◆ Aim of the exercise
Collect each line holding the string "Total".

◆ Data extract
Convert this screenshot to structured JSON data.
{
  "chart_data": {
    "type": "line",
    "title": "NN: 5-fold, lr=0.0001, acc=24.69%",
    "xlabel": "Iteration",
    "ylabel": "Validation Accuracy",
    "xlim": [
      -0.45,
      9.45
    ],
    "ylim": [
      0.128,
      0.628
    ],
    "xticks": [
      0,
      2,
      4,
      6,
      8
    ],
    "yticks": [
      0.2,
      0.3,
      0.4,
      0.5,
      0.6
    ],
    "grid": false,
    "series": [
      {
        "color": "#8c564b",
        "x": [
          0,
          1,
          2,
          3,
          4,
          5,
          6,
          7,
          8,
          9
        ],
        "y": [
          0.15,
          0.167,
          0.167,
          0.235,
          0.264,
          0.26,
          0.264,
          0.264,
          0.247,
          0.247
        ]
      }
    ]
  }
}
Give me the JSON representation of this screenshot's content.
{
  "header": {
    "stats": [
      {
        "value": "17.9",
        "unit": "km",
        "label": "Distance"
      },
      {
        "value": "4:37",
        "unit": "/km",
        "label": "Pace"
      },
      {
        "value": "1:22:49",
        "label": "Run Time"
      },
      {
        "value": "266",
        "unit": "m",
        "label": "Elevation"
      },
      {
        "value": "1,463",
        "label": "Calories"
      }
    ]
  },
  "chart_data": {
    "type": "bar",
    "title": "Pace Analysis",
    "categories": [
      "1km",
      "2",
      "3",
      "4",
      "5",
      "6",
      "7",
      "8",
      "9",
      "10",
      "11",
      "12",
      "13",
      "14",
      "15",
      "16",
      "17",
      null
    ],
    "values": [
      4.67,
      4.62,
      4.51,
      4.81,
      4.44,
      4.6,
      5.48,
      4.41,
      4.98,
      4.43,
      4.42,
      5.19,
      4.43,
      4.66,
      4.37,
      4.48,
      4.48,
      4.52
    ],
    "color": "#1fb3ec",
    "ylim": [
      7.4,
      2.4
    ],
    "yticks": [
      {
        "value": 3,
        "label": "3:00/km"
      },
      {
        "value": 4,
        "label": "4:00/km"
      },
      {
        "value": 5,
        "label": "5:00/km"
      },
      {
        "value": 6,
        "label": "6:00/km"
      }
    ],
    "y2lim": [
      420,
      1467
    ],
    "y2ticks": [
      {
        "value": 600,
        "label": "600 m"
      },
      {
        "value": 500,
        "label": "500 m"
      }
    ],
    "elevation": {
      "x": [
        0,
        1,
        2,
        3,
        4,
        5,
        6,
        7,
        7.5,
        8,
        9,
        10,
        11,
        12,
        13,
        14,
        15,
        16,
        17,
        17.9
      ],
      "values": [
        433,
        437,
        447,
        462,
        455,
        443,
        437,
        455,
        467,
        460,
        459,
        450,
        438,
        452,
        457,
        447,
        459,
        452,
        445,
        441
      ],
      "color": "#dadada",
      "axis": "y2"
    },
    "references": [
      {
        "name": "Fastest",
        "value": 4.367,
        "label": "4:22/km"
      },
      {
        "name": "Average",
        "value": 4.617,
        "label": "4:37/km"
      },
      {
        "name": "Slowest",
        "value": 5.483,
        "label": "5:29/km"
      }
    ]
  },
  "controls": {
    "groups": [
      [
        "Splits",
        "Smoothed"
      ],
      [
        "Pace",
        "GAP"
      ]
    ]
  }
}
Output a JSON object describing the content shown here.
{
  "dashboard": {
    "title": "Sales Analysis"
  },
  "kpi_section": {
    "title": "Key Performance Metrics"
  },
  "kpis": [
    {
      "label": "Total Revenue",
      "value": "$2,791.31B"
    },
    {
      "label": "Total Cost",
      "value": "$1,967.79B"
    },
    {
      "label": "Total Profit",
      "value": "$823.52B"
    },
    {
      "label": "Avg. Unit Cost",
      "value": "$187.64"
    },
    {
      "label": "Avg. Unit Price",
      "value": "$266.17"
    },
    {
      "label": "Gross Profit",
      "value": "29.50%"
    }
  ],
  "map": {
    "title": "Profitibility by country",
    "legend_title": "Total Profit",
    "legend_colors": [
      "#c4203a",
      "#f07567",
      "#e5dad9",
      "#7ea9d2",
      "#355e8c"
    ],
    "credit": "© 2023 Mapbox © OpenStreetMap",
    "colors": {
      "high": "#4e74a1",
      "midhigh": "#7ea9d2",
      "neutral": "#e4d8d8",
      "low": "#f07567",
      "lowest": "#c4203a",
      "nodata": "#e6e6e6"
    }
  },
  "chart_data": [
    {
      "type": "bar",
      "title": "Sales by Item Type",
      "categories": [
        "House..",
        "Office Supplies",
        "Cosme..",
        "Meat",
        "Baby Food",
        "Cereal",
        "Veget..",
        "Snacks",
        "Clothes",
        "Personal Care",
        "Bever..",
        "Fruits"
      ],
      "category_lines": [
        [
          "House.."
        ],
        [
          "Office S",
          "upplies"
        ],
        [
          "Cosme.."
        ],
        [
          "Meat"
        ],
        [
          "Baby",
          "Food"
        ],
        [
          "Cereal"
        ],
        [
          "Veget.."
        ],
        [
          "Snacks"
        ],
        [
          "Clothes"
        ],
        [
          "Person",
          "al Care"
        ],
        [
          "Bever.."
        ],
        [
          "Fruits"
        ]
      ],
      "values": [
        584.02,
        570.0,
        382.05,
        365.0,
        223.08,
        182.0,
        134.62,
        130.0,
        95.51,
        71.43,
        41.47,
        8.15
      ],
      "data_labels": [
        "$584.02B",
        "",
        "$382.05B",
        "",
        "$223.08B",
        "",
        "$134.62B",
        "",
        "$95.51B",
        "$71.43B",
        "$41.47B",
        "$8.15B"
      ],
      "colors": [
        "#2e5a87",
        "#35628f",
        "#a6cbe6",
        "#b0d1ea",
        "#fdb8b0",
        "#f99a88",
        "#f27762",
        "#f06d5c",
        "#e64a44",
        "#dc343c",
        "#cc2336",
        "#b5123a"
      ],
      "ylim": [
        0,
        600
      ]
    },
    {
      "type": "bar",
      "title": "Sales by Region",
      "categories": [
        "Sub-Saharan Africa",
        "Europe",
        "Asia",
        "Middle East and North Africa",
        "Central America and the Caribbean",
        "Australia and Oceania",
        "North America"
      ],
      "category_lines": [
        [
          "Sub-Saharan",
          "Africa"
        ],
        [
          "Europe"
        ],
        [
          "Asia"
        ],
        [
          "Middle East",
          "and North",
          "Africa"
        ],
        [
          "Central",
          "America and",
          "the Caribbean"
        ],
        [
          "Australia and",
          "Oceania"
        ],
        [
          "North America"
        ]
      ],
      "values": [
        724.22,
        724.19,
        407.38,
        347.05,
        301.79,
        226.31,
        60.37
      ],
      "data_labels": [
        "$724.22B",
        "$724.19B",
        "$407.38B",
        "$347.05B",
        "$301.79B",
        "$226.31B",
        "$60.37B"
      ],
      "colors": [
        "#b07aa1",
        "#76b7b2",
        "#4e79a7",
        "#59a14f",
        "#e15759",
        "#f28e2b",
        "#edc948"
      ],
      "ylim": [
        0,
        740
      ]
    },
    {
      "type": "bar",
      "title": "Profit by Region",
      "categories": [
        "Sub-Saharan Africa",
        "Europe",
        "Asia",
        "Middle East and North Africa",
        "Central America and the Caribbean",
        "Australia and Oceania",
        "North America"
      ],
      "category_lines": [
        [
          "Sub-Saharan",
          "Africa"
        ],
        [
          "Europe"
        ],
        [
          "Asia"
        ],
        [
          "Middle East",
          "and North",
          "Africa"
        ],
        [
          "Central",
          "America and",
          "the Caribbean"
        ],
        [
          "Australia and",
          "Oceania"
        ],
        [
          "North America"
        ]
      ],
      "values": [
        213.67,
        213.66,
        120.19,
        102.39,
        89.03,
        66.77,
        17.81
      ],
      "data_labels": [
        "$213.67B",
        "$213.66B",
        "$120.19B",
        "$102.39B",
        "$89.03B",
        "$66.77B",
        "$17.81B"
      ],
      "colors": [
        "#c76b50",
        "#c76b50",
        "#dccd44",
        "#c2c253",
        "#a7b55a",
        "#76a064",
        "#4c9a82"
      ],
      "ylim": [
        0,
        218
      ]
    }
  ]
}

◆ Output for this task
      "label": "Total Revenue",
      "label": "Total Cost",
      "label": "Total Profit",
    "legend_title": "Total Profit",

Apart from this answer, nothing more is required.